## MATERIAL
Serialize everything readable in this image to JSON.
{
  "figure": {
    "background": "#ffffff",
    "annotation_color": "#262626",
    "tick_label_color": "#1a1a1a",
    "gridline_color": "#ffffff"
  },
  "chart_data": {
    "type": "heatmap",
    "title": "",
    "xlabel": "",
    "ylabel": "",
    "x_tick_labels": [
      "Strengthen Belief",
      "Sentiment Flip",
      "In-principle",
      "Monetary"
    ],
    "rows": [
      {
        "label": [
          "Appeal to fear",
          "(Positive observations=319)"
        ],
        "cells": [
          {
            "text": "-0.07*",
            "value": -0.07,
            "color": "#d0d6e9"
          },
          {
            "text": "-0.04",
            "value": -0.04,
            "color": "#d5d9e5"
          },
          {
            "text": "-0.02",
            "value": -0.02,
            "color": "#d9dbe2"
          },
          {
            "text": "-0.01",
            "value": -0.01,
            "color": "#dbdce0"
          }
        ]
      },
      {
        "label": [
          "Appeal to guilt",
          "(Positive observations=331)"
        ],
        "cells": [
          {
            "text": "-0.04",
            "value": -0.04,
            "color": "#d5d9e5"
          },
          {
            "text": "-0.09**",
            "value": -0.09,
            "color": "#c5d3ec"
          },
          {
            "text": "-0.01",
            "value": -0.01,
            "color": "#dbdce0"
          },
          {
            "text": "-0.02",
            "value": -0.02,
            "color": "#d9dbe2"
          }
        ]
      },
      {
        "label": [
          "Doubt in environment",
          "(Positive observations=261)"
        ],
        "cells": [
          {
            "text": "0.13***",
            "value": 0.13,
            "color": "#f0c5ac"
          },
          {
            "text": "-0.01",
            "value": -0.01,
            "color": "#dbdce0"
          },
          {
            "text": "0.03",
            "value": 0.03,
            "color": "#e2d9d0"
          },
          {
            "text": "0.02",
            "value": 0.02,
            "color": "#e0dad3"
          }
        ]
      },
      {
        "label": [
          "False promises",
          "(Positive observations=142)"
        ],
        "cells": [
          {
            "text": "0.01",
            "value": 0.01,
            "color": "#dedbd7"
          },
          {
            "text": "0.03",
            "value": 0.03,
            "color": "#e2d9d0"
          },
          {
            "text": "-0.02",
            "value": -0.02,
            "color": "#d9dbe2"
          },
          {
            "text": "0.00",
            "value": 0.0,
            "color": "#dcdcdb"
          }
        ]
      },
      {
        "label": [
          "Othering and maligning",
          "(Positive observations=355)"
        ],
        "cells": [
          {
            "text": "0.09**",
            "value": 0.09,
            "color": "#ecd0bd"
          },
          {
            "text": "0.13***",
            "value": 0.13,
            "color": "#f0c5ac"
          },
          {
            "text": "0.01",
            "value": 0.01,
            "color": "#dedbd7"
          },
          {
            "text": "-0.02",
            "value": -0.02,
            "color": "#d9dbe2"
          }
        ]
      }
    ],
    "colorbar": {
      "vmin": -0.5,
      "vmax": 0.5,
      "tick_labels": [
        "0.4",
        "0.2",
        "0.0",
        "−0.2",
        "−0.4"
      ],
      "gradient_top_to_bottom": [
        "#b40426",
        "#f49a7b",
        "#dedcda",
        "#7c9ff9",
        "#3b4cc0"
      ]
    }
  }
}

## AIM OF THE TASK
Repeat the listing exactly, from its first line to its last.

## TASK RESULT
Serialize everything readable in this image to JSON.
{
  "figure": {
    "background": "#ffffff",
    "annotation_color": "#262626",
    "tick_label_color": "#1a1a1a",
    "gridline_color": "#ffffff"
  },
  "chart_data": {
    "type": "heatmap",
    "title": "",
    "xlabel": "",
    "ylabel": "",
    "x_tick_labels": [
      "Strengthen Belief",
      "Sentiment Flip",
      "In-principle",
      "Monetary"
    ],
    "rows": [
      {
        "label": [
          "Appeal to fear",
          "(Positive observations=319)"
        ],
        "cells": [
          {
            "text": "-0.07*",
            "value": -0.07,
            "color": "#d0d6e9"
          },
          {
            "text": "-0.04",
            "value": -0.04,
            "color": "#d5d9e5"
          },
          {
            "text": "-0.02",
            "value": -0.02,
            "color": "#d9dbe2"
          },
          {
            "text": "-0.01",
            "value": -0.01,
            "color": "#dbdce0"
          }
        ]
      },
      {
        "label": [
          "Appeal to guilt",
          "(Positive observations=331)"
        ],
        "cells": [
          {
            "text": "-0.04",
            "value": -0.04,
            "color": "#d5d9e5"
          },
          {
            "text": "-0.09**",
            "value": -0.09,
            "color": "#c5d3ec"
          },
          {
            "text": "-0.01",
            "value": -0.01,
            "color": "#dbdce0"
          },
          {
            "text": "-0.02",
            "value": -0.02,
            "color": "#d9dbe2"
          }
        ]
      },
      {
        "label": [
          "Doubt in environment",
          "(Positive observations=261)"
        ],
        "cells": [
          {
            "text": "0.13***",
            "value": 0.13,
            "color": "#f0c5ac"
          },
          {
            "text": "-0.01",
            "value": -0.01,
            "color": "#dbdce0"
          },
          {
            "text": "0.03",
            "value": 0.03,
            "color": "#e2d9d0"
          },
          {
            "text": "0.02",
            "value": 0.02,
            "color": "#e0dad3"
          }
        ]
      },
      {
        "label": [
          "False promises",
          "(Positive observations=142)"
        ],
        "cells": [
          {
            "text": "0.01",
            "value": 0.01,
            "color": "#dedbd7"
          },
          {
            "text": "0.03",
            "value": 0.03,
            "color": "#e2d9d0"
          },
          {
            "text": "-0.02",
            "value": -0.02,
            "color": "#d9dbe2"
          },
          {
            "text": "0.00",
            "value": 0.0,
            "color": "#dcdcdb"
          }
        ]
      },
      {
        "label": [
          "Othering and maligning",
          "(Positive observations=355)"
        ],
        "cells": [
          {
            "text": "0.09**",
            "value": 0.09,
            "color": "#ecd0bd"
          },
          {
            "text": "0.13***",
            "value": 0.13,
            "color": "#f0c5ac"
          },
          {
            "text": "0.01",
            "value": 0.01,
            "color": "#dedbd7"
          },
          {
            "text": "-0.02",
            "value": -0.02,
            "color": "#d9dbe2"
          }
        ]
      }
    ],
    "colorbar": {
      "vmin": -0.5,
      "vmax": 0.5,
      "tick_labels": [
        "0.4",
        "0.2",
        "0.0",
        "−0.2",
        "−0.4"
      ],
      "gradient_top_to_bottom": [
        "#b40426",
        "#f49a7b",
        "#dedcda",
        "#7c9ff9",
        "#3b4cc0"
      ]
    }
  }
}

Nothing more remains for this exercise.